EXERCISE: Here are some records; return them all exactly.

Source records:
** BEGIN **
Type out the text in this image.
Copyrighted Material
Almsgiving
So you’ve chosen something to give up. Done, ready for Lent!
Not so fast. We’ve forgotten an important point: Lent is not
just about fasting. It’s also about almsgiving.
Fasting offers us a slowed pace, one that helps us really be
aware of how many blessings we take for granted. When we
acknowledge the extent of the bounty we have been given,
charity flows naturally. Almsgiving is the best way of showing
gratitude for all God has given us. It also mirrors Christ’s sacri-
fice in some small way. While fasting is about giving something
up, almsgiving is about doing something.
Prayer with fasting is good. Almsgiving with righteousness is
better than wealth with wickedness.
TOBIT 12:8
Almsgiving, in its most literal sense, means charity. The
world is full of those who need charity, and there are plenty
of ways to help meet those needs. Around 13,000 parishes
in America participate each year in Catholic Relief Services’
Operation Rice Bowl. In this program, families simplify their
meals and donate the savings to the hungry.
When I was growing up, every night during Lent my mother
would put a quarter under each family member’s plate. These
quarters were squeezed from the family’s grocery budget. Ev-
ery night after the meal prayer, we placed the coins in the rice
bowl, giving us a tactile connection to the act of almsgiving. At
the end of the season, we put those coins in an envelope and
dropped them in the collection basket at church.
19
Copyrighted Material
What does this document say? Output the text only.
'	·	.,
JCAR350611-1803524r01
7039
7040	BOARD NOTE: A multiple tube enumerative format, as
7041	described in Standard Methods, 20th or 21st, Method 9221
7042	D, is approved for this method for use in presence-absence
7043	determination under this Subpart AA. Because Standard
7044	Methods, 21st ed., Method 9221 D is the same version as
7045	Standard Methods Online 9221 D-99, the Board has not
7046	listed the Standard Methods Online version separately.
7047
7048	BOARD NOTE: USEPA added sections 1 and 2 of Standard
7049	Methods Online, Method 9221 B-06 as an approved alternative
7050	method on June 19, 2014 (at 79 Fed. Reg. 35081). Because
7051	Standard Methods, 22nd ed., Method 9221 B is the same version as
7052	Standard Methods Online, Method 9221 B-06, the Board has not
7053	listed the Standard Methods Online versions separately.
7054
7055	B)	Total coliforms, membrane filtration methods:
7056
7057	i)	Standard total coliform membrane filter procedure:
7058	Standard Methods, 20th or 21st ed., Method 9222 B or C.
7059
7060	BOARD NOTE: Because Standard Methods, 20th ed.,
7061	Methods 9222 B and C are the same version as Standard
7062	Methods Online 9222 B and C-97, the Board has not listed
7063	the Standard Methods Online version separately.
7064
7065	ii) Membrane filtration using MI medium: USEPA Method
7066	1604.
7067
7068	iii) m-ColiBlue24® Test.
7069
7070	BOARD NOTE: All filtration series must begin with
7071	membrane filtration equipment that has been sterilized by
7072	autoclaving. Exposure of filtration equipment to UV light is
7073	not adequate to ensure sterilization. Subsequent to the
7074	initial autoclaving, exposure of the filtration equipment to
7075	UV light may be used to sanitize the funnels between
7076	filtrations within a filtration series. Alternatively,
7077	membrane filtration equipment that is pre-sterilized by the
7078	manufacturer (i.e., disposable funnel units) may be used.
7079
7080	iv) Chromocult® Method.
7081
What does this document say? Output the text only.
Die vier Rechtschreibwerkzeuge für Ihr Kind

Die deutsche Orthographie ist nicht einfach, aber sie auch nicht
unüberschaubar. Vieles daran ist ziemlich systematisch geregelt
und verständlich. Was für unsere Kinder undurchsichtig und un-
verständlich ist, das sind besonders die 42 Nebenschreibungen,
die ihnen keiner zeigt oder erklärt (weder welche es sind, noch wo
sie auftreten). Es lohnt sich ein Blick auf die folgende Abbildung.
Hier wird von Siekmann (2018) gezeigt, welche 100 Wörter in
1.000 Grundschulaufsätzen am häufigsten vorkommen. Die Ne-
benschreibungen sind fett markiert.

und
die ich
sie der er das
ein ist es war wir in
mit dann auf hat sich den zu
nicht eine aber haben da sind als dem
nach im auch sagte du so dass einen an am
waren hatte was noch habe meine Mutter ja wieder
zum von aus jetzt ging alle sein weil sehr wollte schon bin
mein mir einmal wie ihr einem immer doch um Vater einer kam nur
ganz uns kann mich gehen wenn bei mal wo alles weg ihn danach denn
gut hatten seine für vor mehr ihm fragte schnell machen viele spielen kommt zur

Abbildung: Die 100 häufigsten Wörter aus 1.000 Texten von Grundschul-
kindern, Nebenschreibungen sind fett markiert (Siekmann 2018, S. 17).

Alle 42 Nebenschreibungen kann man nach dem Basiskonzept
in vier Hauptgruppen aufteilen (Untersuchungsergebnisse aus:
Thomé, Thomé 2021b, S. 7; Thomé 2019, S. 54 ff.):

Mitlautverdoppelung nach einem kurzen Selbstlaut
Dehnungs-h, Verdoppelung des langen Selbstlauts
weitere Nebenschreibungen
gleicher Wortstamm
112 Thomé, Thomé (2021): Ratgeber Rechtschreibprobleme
** END **
EXERCISE OUTPUT:
Type out the text in this image.
Copyrighted Material
Almsgiving
So you’ve chosen something to give up. Done, ready for Lent!
Not so fast. We’ve forgotten an important point: Lent is not
just about fasting. It’s also about almsgiving.
Fasting offers us a slowed pace, one that helps us really be
aware of how many blessings we take for granted. When we
acknowledge the extent of the bounty we have been given,
charity flows naturally. Almsgiving is the best way of showing
gratitude for all God has given us. It also mirrors Christ’s sacri-
fice in some small way. While fasting is about giving something
up, almsgiving is about doing something.
Prayer with fasting is good. Almsgiving with righteousness is
better than wealth with wickedness.
TOBIT 12:8
Almsgiving, in its most literal sense, means charity. The
world is full of those who need charity, and there are plenty
of ways to help meet those needs. Around 13,000 parishes
in America participate each year in Catholic Relief Services’
Operation Rice Bowl. In this program, families simplify their
meals and donate the savings to the hungry.
When I was growing up, every night during Lent my mother
would put a quarter under each family member’s plate. These
quarters were squeezed from the family’s grocery budget. Ev-
ery night after the meal prayer, we placed the coins in the rice
bowl, giving us a tactile connection to the act of almsgiving. At
the end of the season, we put those coins in an envelope and
dropped them in the collection basket at church.
19
Copyrighted Material
What does this document say? Output the text only.
'	·	.,
JCAR350611-1803524r01
7039
7040	BOARD NOTE: A multiple tube enumerative format, as
7041	described in Standard Methods, 20th or 21st, Method 9221
7042	D, is approved for this method for use in presence-absence
7043	determination under this Subpart AA. Because Standard
7044	Methods, 21st ed., Method 9221 D is the same version as
7045	Standard Methods Online 9221 D-99, the Board has not
7046	listed the Standard Methods Online version separately.
7047
7048	BOARD NOTE: USEPA added sections 1 and 2 of Standard
7049	Methods Online, Method 9221 B-06 as an approved alternative
7050	method on June 19, 2014 (at 79 Fed. Reg. 35081). Because
7051	Standard Methods, 22nd ed., Method 9221 B is the same version as
7052	Standard Methods Online, Method 9221 B-06, the Board has not
7053	listed the Standard Methods Online versions separately.
7054
7055	B)	Total coliforms, membrane filtration methods:
7056
7057	i)	Standard total coliform membrane filter procedure:
7058	Standard Methods, 20th or 21st ed., Method 9222 B or C.
7059
7060	BOARD NOTE: Because Standard Methods, 20th ed.,
7061	Methods 9222 B and C are the same version as Standard
7062	Methods Online 9222 B and C-97, the Board has not listed
7063	the Standard Methods Online version separately.
7064
7065	ii) Membrane filtration using MI medium: USEPA Method
7066	1604.
7067
7068	iii) m-ColiBlue24® Test.
7069
7070	BOARD NOTE: All filtration series must begin with
7071	membrane filtration equipment that has been sterilized by
7072	autoclaving. Exposure of filtration equipment to UV light is
7073	not adequate to ensure sterilization. Subsequent to the
7074	initial autoclaving, exposure of the filtration equipment to
7075	UV light may be used to sanitize the funnels between
7076	filtrations within a filtration series. Alternatively,
7077	membrane filtration equipment that is pre-sterilized by the
7078	manufacturer (i.e., disposable funnel units) may be used.
7079
7080	iv) Chromocult® Method.
7081
What does this document say? Output the text only.
Die vier Rechtschreibwerkzeuge für Ihr Kind

Die deutsche Orthographie ist nicht einfach, aber sie auch nicht
unüberschaubar. Vieles daran ist ziemlich systematisch geregelt
und verständlich. Was für unsere Kinder undurchsichtig und un-
verständlich ist, das sind besonders die 42 Nebenschreibungen,
die ihnen keiner zeigt oder erklärt (weder welche es sind, noch wo
sie auftreten). Es lohnt sich ein Blick auf die folgende Abbildung.
Hier wird von Siekmann (2018) gezeigt, welche 100 Wörter in
1.000 Grundschulaufsätzen am häufigsten vorkommen. Die Ne-
benschreibungen sind fett markiert.

und
die ich
sie der er das
ein ist es war wir in
mit dann auf hat sich den zu
nicht eine aber haben da sind als dem
nach im auch sagte du so dass einen an am
waren hatte was noch habe meine Mutter ja wieder
zum von aus jetzt ging alle sein weil sehr wollte schon bin
mein mir einmal wie ihr einem immer doch um Vater einer kam nur
ganz uns kann mich gehen wenn bei mal wo alles weg ihn danach denn
gut hatten seine für vor mehr ihm fragte schnell machen viele spielen kommt zur

Abbildung: Die 100 häufigsten Wörter aus 1.000 Texten von Grundschul-
kindern, Nebenschreibungen sind fett markiert (Siekmann 2018, S. 17).

Alle 42 Nebenschreibungen kann man nach dem Basiskonzept
in vier Hauptgruppen aufteilen (Untersuchungsergebnisse aus:
Thomé, Thomé 2021b, S. 7; Thomé 2019, S. 54 ff.):

Mitlautverdoppelung nach einem kurzen Selbstlaut
Dehnungs-h, Verdoppelung des langen Selbstlauts
weitere Nebenschreibungen
gleicher Wortstamm
112 Thomé, Thomé (2021): Ratgeber Rechtschreibprobleme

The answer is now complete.